- [TASK DETAILS]
Omit all images. Transcribe the rest of the material below exactly.

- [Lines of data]

◆ ◆ ◆ ◆

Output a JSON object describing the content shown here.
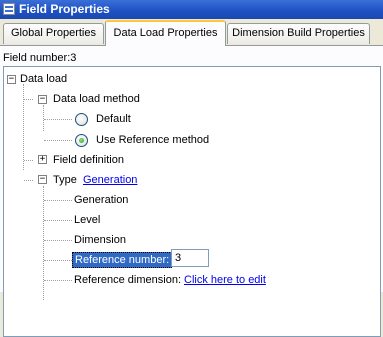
{
  "window": {
    "title": "Field Properties"
  },
  "tabs": [
    {
      "label": "Global Properties"
    },
    {
      "label": "Data Load Properties",
      "active": true
    },
    {
      "label": "Dimension Build Properties"
    }
  ],
  "field_number_label": "Field number:3",
  "tree": {
    "data_load": "Data load",
    "data_load_method": "Data load method",
    "option_default": "Default",
    "option_use_reference": "Use Reference method",
    "selected_method": "Use Reference method",
    "field_definition": "Field definition",
    "type_label": "Type",
    "type_value": "Generation",
    "type_generation": "Generation",
    "type_level": "Level",
    "type_dimension": "Dimension",
    "reference_number_label": "Reference number:",
    "reference_number_value": "3",
    "reference_dimension_label": "Reference dimension:",
    "reference_dimension_link": "Click here to edit"
  },
  "icons": {
    "window": "window-icon",
    "collapse": "minus-box-icon",
    "expand": "plus-box-icon",
    "radio": "radio-button-icon"
  },
  "colors": {
    "titlebar": "#1f52c4",
    "selection": "#316ac5",
    "link": "#0000ee",
    "active_tab_accent": "#ffc83c"
  }
}
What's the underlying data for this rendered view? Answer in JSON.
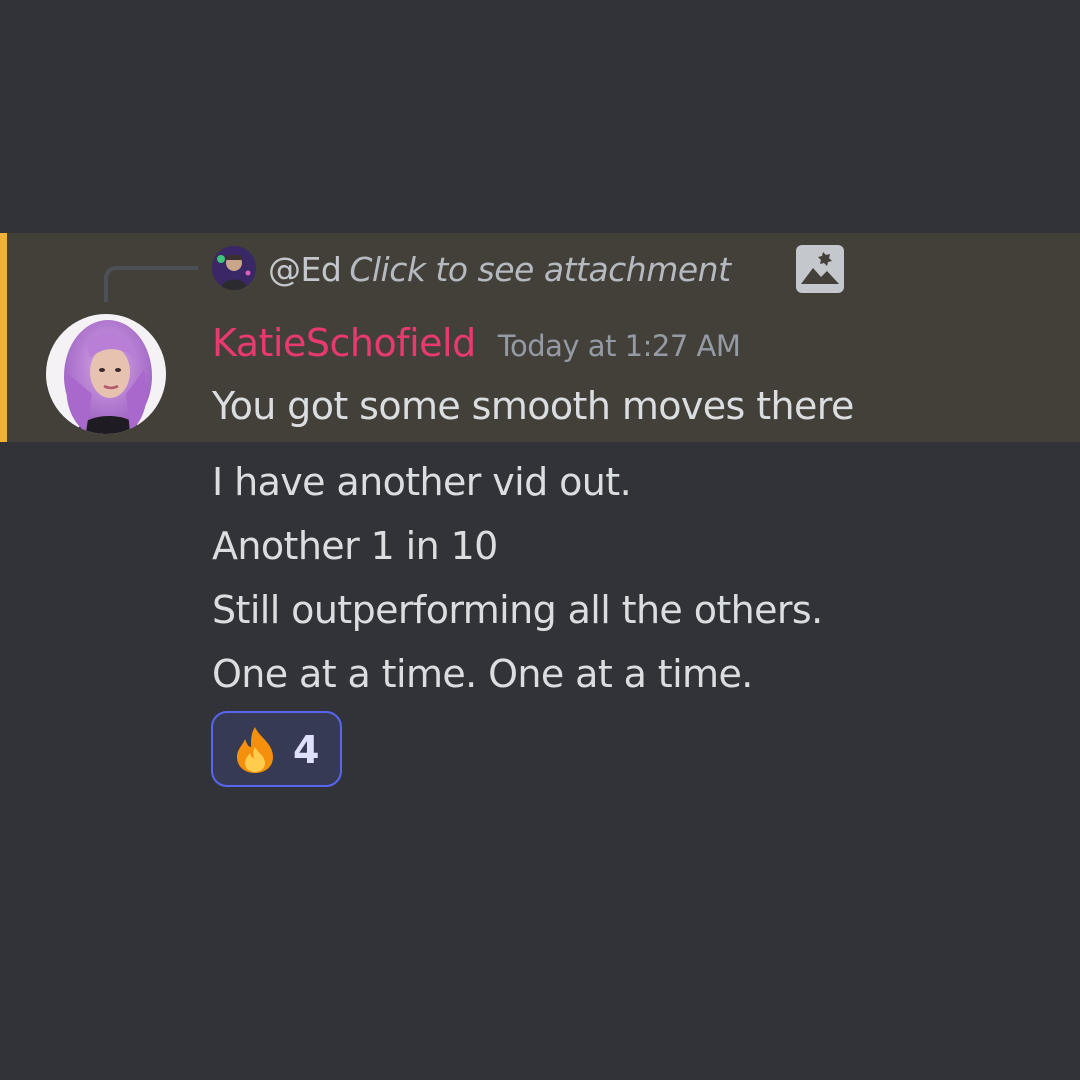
{
  "reply": {
    "author": "@Ed",
    "text": "Click to see attachment",
    "attachment_icon": "image-icon"
  },
  "message": {
    "username": "KatieSchofield",
    "timestamp": "Today at 1:27 AM",
    "lines": [
      "You got some smooth moves there",
      "I have another vid out.",
      "Another 1 in 10",
      "Still outperforming all the others.",
      "One at a time. One at a time."
    ]
  },
  "reaction": {
    "emoji": "fire-emoji",
    "count": "4"
  },
  "colors": {
    "background": "#313338",
    "highlight": "#433f39",
    "highlight_bar": "#f0b232",
    "username": "#e83a6e",
    "reaction_border": "#5865f2"
  }
}
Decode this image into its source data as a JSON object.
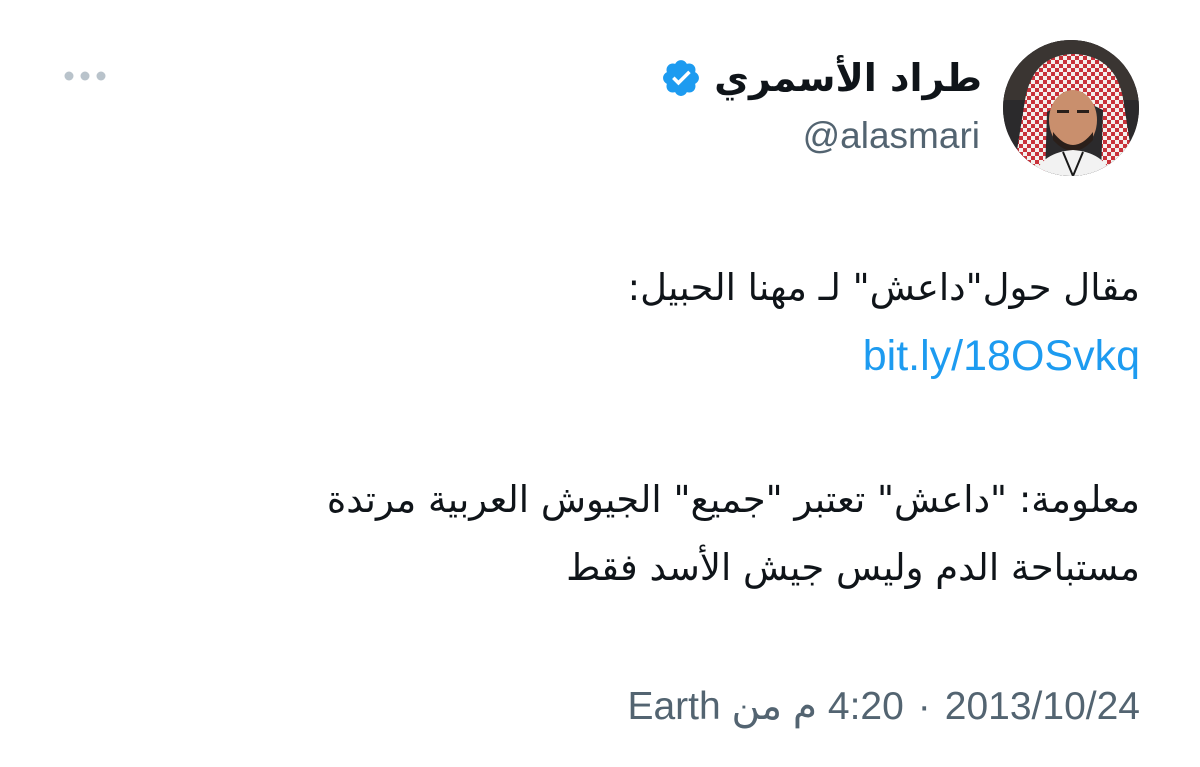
{
  "author": {
    "display_name": "طراد الأسمري",
    "handle": "@alasmari",
    "verified": true
  },
  "icons": {
    "verified": "verified-badge-icon",
    "more": "more-dots-icon",
    "avatar": "profile-photo"
  },
  "tweet": {
    "line1": "مقال حول\"داعش\" لـ مهنا الحبيل:",
    "link": "bit.ly/18OSvkq",
    "line2": "معلومة: \"داعش\" تعتبر \"جميع\" الجيوش العربية مرتدة",
    "line3": "مستباحة الدم وليس جيش الأسد فقط"
  },
  "meta": {
    "date": "2013/10/24",
    "separator": "·",
    "time_from": "4:20 م من Earth"
  },
  "colors": {
    "accent": "#1d9bf0",
    "text": "#0f1419",
    "secondary": "#536471"
  }
}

◆ ◆ ◆ ◆

- [RESULT BELOW]
Output a JSON object describing the content shown here.
{
  "window": {
    "title": "Field Properties"
  },
  "tabs": [
    {
      "label": "Global Properties"
    },
    {
      "label": "Data Load Properties",
      "active": true
    },
    {
      "label": "Dimension Build Properties"
    }
  ],
  "field_number_label": "Field number:3",
  "tree": {
    "data_load": "Data load",
    "data_load_method": "Data load method",
    "option_default": "Default",
    "option_use_reference": "Use Reference method",
    "selected_method": "Use Reference method",
    "field_definition": "Field definition",
    "type_label": "Type",
    "type_value": "Generation",
    "type_generation": "Generation",
    "type_level": "Level",
    "type_dimension": "Dimension",
    "reference_number_label": "Reference number:",
    "reference_number_value": "3",
    "reference_dimension_label": "Reference dimension:",
    "reference_dimension_link": "Click here to edit"
  },
  "icons": {
    "window": "window-icon",
    "collapse": "minus-box-icon",
    "expand": "plus-box-icon",
    "radio": "radio-button-icon"
  },
  "colors": {
    "titlebar": "#1f52c4",
    "selection": "#316ac5",
    "link": "#0000ee",
    "active_tab_accent": "#ffc83c"
  }
}
What's the underlying data for this rendered view? Answer in JSON.
{
  "reply": {
    "author": "@Ed",
    "text": "Click to see attachment",
    "attachment_icon": "image-icon"
  },
  "message": {
    "username": "KatieSchofield",
    "timestamp": "Today at 1:27 AM",
    "lines": [
      "You got some smooth moves there",
      "I have another vid out.",
      "Another 1 in 10",
      "Still outperforming all the others.",
      "One at a time. One at a time."
    ]
  },
  "reaction": {
    "emoji": "fire-emoji",
    "count": "4"
  },
  "colors": {
    "background": "#313338",
    "highlight": "#433f39",
    "highlight_bar": "#f0b232",
    "username": "#e83a6e",
    "reaction_border": "#5865f2"
  }
}
Decode this image into its source data as a JSON object.
{
  "author": {
    "display_name": "طراد الأسمري",
    "handle": "@alasmari",
    "verified": true
  },
  "icons": {
    "verified": "verified-badge-icon",
    "more": "more-dots-icon",
    "avatar": "profile-photo"
  },
  "tweet": {
    "line1": "مقال حول\"داعش\" لـ مهنا الحبيل:",
    "link": "bit.ly/18OSvkq",
    "line2": "معلومة: \"داعش\" تعتبر \"جميع\" الجيوش العربية مرتدة",
    "line3": "مستباحة الدم وليس جيش الأسد فقط"
  },
  "meta": {
    "date": "2013/10/24",
    "separator": "·",
    "time_from": "4:20 م من Earth"
  },
  "colors": {
    "accent": "#1d9bf0",
    "text": "#0f1419",
    "secondary": "#536471"
  }
}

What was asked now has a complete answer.